TASK STATEMENT: Repeat each entry as written, dropping any picture you find.

##### ITEMS #####

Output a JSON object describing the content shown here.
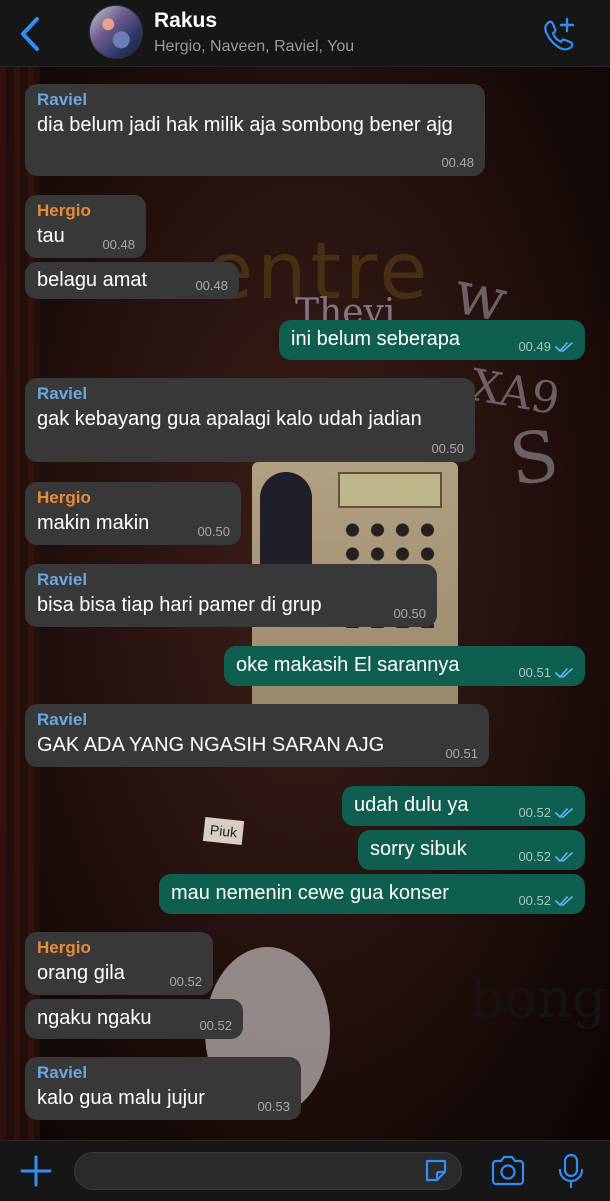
{
  "header": {
    "title": "Rakus",
    "subtitle": "Hergio, Naveen, Raviel, You"
  },
  "wallpaper": {
    "sign_text": "entre",
    "sticker_text": "Piuk"
  },
  "messages": [
    {
      "direction": "in",
      "sender": "Raviel",
      "text": "dia belum jadi hak milik aja sombong bener ajg",
      "time": "00.48"
    },
    {
      "direction": "in",
      "sender": "Hergio",
      "text": "tau",
      "time": "00.48"
    },
    {
      "direction": "in",
      "sender": "",
      "text": "belagu amat",
      "time": "00.48"
    },
    {
      "direction": "out",
      "sender": "",
      "text": "ini belum seberapa",
      "time": "00.49",
      "status": "read"
    },
    {
      "direction": "in",
      "sender": "Raviel",
      "text": "gak kebayang gua apalagi kalo udah jadian",
      "time": "00.50"
    },
    {
      "direction": "in",
      "sender": "Hergio",
      "text": "makin makin",
      "time": "00.50"
    },
    {
      "direction": "in",
      "sender": "Raviel",
      "text": "bisa bisa tiap hari pamer di grup",
      "time": "00.50"
    },
    {
      "direction": "out",
      "sender": "",
      "text": "oke makasih El sarannya",
      "time": "00.51",
      "status": "read"
    },
    {
      "direction": "in",
      "sender": "Raviel",
      "text": "GAK ADA YANG NGASIH SARAN AJG",
      "time": "00.51"
    },
    {
      "direction": "out",
      "sender": "",
      "text": "udah dulu ya",
      "time": "00.52",
      "status": "read"
    },
    {
      "direction": "out",
      "sender": "",
      "text": "sorry sibuk",
      "time": "00.52",
      "status": "read"
    },
    {
      "direction": "out",
      "sender": "",
      "text": "mau nemenin cewe gua konser",
      "time": "00.52",
      "status": "read"
    },
    {
      "direction": "in",
      "sender": "Hergio",
      "text": "orang gila",
      "time": "00.52"
    },
    {
      "direction": "in",
      "sender": "",
      "text": "ngaku ngaku",
      "time": "00.52"
    },
    {
      "direction": "in",
      "sender": "Raviel",
      "text": "kalo gua malu jujur",
      "time": "00.53"
    }
  ],
  "icons": {
    "back": "chevron-left-icon",
    "call": "phone-plus-icon",
    "attach": "plus-icon",
    "sticker": "sticker-icon",
    "camera": "camera-icon",
    "mic": "microphone-icon"
  },
  "colors": {
    "accent": "#2f8ff6",
    "incoming_bubble": "#383838",
    "outgoing_bubble": "#0e5f4f",
    "raviel_name": "#6aa9df",
    "hergio_name": "#e98c3a",
    "read_ticks": "#5fb4f3"
  },
  "input": {
    "value": "",
    "placeholder": ""
  }
}
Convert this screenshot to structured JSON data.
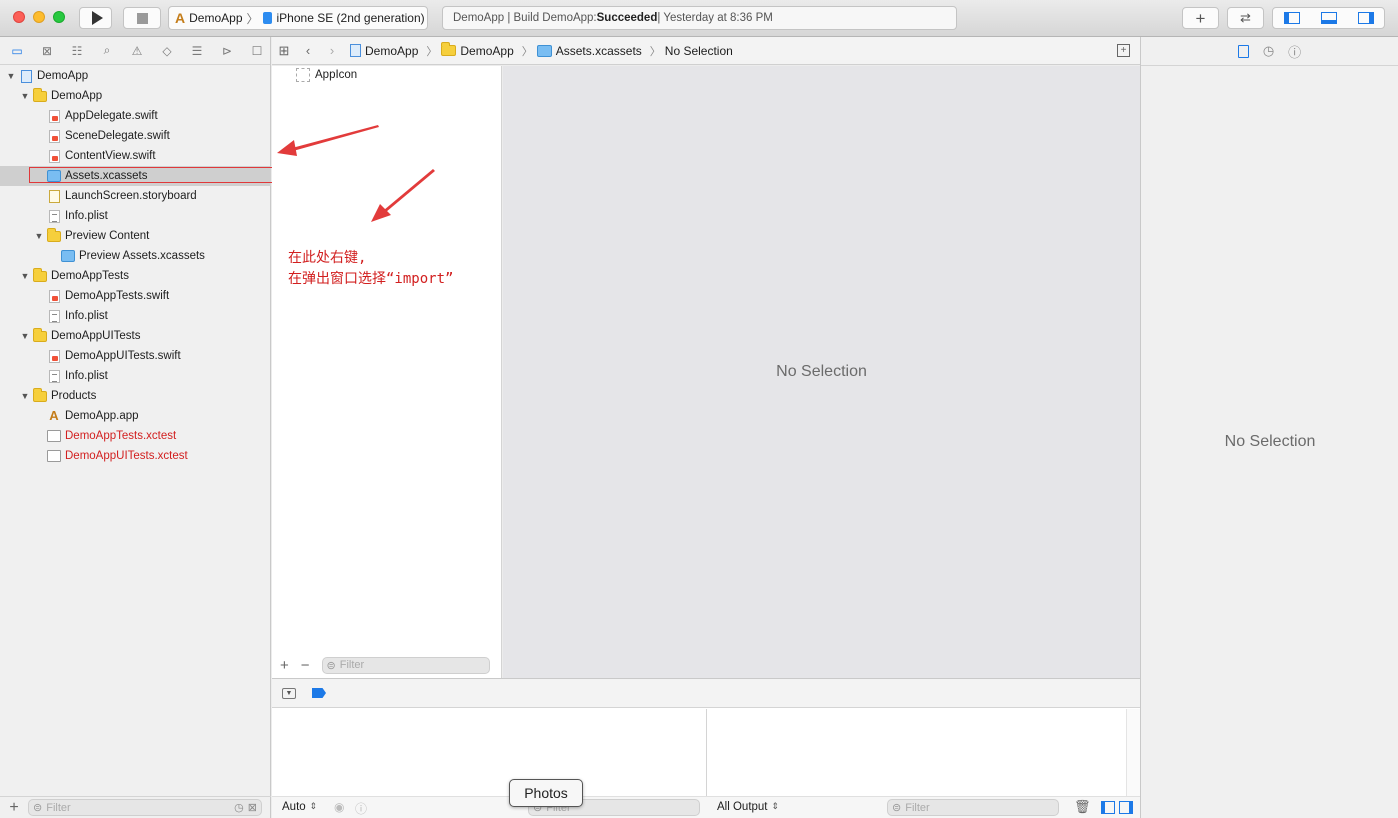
{
  "toolbar": {
    "scheme_target": "DemoApp",
    "scheme_device": "iPhone SE (2nd generation)",
    "status_prefix": "DemoApp | Build DemoApp: ",
    "status_result": "Succeeded",
    "status_suffix": " | Yesterday at 8:36 PM"
  },
  "navigator": {
    "tabs": [
      "folder-icon",
      "source-control-icon",
      "symbol-icon",
      "find-icon",
      "issue-icon",
      "test-icon",
      "debug-icon",
      "breakpoint-icon",
      "report-icon"
    ],
    "items": [
      {
        "label": "DemoApp",
        "type": "project",
        "level": 0,
        "expanded": true
      },
      {
        "label": "DemoApp",
        "type": "folder",
        "level": 1,
        "expanded": true
      },
      {
        "label": "AppDelegate.swift",
        "type": "swift",
        "level": 2
      },
      {
        "label": "SceneDelegate.swift",
        "type": "swift",
        "level": 2
      },
      {
        "label": "ContentView.swift",
        "type": "swift",
        "level": 2
      },
      {
        "label": "Assets.xcassets",
        "type": "assets",
        "level": 2,
        "selected": true
      },
      {
        "label": "LaunchScreen.storyboard",
        "type": "storyboard",
        "level": 2
      },
      {
        "label": "Info.plist",
        "type": "plist",
        "level": 2
      },
      {
        "label": "Preview Content",
        "type": "folder",
        "level": 2,
        "expanded": true
      },
      {
        "label": "Preview Assets.xcassets",
        "type": "assets",
        "level": 3
      },
      {
        "label": "DemoAppTests",
        "type": "folder",
        "level": 1,
        "expanded": true
      },
      {
        "label": "DemoAppTests.swift",
        "type": "swift",
        "level": 2
      },
      {
        "label": "Info.plist",
        "type": "plist",
        "level": 2
      },
      {
        "label": "DemoAppUITests",
        "type": "folder",
        "level": 1,
        "expanded": true
      },
      {
        "label": "DemoAppUITests.swift",
        "type": "swift",
        "level": 2
      },
      {
        "label": "Info.plist",
        "type": "plist",
        "level": 2
      },
      {
        "label": "Products",
        "type": "folder",
        "level": 1,
        "expanded": true
      },
      {
        "label": "DemoApp.app",
        "type": "app",
        "level": 2
      },
      {
        "label": "DemoAppTests.xctest",
        "type": "xctest",
        "level": 2,
        "missing": true
      },
      {
        "label": "DemoAppUITests.xctest",
        "type": "xctest",
        "level": 2,
        "missing": true
      }
    ],
    "filter_placeholder": "Filter"
  },
  "jumpbar": {
    "crumbs": [
      "DemoApp",
      "DemoApp",
      "Assets.xcassets",
      "No Selection"
    ]
  },
  "asset_list": {
    "items": [
      "AppIcon"
    ],
    "filter_placeholder": "Filter"
  },
  "annotation": {
    "line1": "在此处右键,",
    "line2": "在弹出窗口选择“import”",
    "color": "#d21f1f"
  },
  "editor": {
    "empty_text": "No Selection"
  },
  "debug": {
    "auto_label": "Auto",
    "filter_placeholder": "Filter",
    "output_label": "All Output",
    "output_filter_placeholder": "Filter",
    "tooltip": "Photos"
  },
  "inspector": {
    "empty_text": "No Selection"
  },
  "colors": {
    "accent": "#1c79e7",
    "missing_file": "#d21f1f",
    "highlight_border": "#e0383a"
  }
}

#####

EXERCISE OUTPUT:
Output a JSON object describing the content shown here.
{
  "header": {
    "title": "Rakus",
    "subtitle": "Hergio, Naveen, Raviel, You"
  },
  "wallpaper": {
    "sign_text": "entre",
    "sticker_text": "Piuk"
  },
  "messages": [
    {
      "direction": "in",
      "sender": "Raviel",
      "text": "dia belum jadi hak milik aja sombong bener ajg",
      "time": "00.48"
    },
    {
      "direction": "in",
      "sender": "Hergio",
      "text": "tau",
      "time": "00.48"
    },
    {
      "direction": "in",
      "sender": "",
      "text": "belagu amat",
      "time": "00.48"
    },
    {
      "direction": "out",
      "sender": "",
      "text": "ini belum seberapa",
      "time": "00.49",
      "status": "read"
    },
    {
      "direction": "in",
      "sender": "Raviel",
      "text": "gak kebayang gua apalagi kalo udah jadian",
      "time": "00.50"
    },
    {
      "direction": "in",
      "sender": "Hergio",
      "text": "makin makin",
      "time": "00.50"
    },
    {
      "direction": "in",
      "sender": "Raviel",
      "text": "bisa bisa tiap hari pamer di grup",
      "time": "00.50"
    },
    {
      "direction": "out",
      "sender": "",
      "text": "oke makasih El sarannya",
      "time": "00.51",
      "status": "read"
    },
    {
      "direction": "in",
      "sender": "Raviel",
      "text": "GAK ADA YANG NGASIH SARAN AJG",
      "time": "00.51"
    },
    {
      "direction": "out",
      "sender": "",
      "text": "udah dulu ya",
      "time": "00.52",
      "status": "read"
    },
    {
      "direction": "out",
      "sender": "",
      "text": "sorry sibuk",
      "time": "00.52",
      "status": "read"
    },
    {
      "direction": "out",
      "sender": "",
      "text": "mau nemenin cewe gua konser",
      "time": "00.52",
      "status": "read"
    },
    {
      "direction": "in",
      "sender": "Hergio",
      "text": "orang gila",
      "time": "00.52"
    },
    {
      "direction": "in",
      "sender": "",
      "text": "ngaku ngaku",
      "time": "00.52"
    },
    {
      "direction": "in",
      "sender": "Raviel",
      "text": "kalo gua malu jujur",
      "time": "00.53"
    }
  ],
  "icons": {
    "back": "chevron-left-icon",
    "call": "phone-plus-icon",
    "attach": "plus-icon",
    "sticker": "sticker-icon",
    "camera": "camera-icon",
    "mic": "microphone-icon"
  },
  "colors": {
    "accent": "#2f8ff6",
    "incoming_bubble": "#383838",
    "outgoing_bubble": "#0e5f4f",
    "raviel_name": "#6aa9df",
    "hergio_name": "#e98c3a",
    "read_ticks": "#5fb4f3"
  },
  "input": {
    "value": "",
    "placeholder": ""
  }
}
Convert this screenshot to structured JSON data.
{
  "toolbar": {
    "scheme_target": "DemoApp",
    "scheme_device": "iPhone SE (2nd generation)",
    "status_prefix": "DemoApp | Build DemoApp: ",
    "status_result": "Succeeded",
    "status_suffix": " | Yesterday at 8:36 PM"
  },
  "navigator": {
    "tabs": [
      "folder-icon",
      "source-control-icon",
      "symbol-icon",
      "find-icon",
      "issue-icon",
      "test-icon",
      "debug-icon",
      "breakpoint-icon",
      "report-icon"
    ],
    "items": [
      {
        "label": "DemoApp",
        "type": "project",
        "level": 0,
        "expanded": true
      },
      {
        "label": "DemoApp",
        "type": "folder",
        "level": 1,
        "expanded": true
      },
      {
        "label": "AppDelegate.swift",
        "type": "swift",
        "level": 2
      },
      {
        "label": "SceneDelegate.swift",
        "type": "swift",
        "level": 2
      },
      {
        "label": "ContentView.swift",
        "type": "swift",
        "level": 2
      },
      {
        "label": "Assets.xcassets",
        "type": "assets",
        "level": 2,
        "selected": true
      },
      {
        "label": "LaunchScreen.storyboard",
        "type": "storyboard",
        "level": 2
      },
      {
        "label": "Info.plist",
        "type": "plist",
        "level": 2
      },
      {
        "label": "Preview Content",
        "type": "folder",
        "level": 2,
        "expanded": true
      },
      {
        "label": "Preview Assets.xcassets",
        "type": "assets",
        "level": 3
      },
      {
        "label": "DemoAppTests",
        "type": "folder",
        "level": 1,
        "expanded": true
      },
      {
        "label": "DemoAppTests.swift",
        "type": "swift",
        "level": 2
      },
      {
        "label": "Info.plist",
        "type": "plist",
        "level": 2
      },
      {
        "label": "DemoAppUITests",
        "type": "folder",
        "level": 1,
        "expanded": true
      },
      {
        "label": "DemoAppUITests.swift",
        "type": "swift",
        "level": 2
      },
      {
        "label": "Info.plist",
        "type": "plist",
        "level": 2
      },
      {
        "label": "Products",
        "type": "folder",
        "level": 1,
        "expanded": true
      },
      {
        "label": "DemoApp.app",
        "type": "app",
        "level": 2
      },
      {
        "label": "DemoAppTests.xctest",
        "type": "xctest",
        "level": 2,
        "missing": true
      },
      {
        "label": "DemoAppUITests.xctest",
        "type": "xctest",
        "level": 2,
        "missing": true
      }
    ],
    "filter_placeholder": "Filter"
  },
  "jumpbar": {
    "crumbs": [
      "DemoApp",
      "DemoApp",
      "Assets.xcassets",
      "No Selection"
    ]
  },
  "asset_list": {
    "items": [
      "AppIcon"
    ],
    "filter_placeholder": "Filter"
  },
  "annotation": {
    "line1": "在此处右键,",
    "line2": "在弹出窗口选择“import”",
    "color": "#d21f1f"
  },
  "editor": {
    "empty_text": "No Selection"
  },
  "debug": {
    "auto_label": "Auto",
    "filter_placeholder": "Filter",
    "output_label": "All Output",
    "output_filter_placeholder": "Filter",
    "tooltip": "Photos"
  },
  "inspector": {
    "empty_text": "No Selection"
  },
  "colors": {
    "accent": "#1c79e7",
    "missing_file": "#d21f1f",
    "highlight_border": "#e0383a"
  }
}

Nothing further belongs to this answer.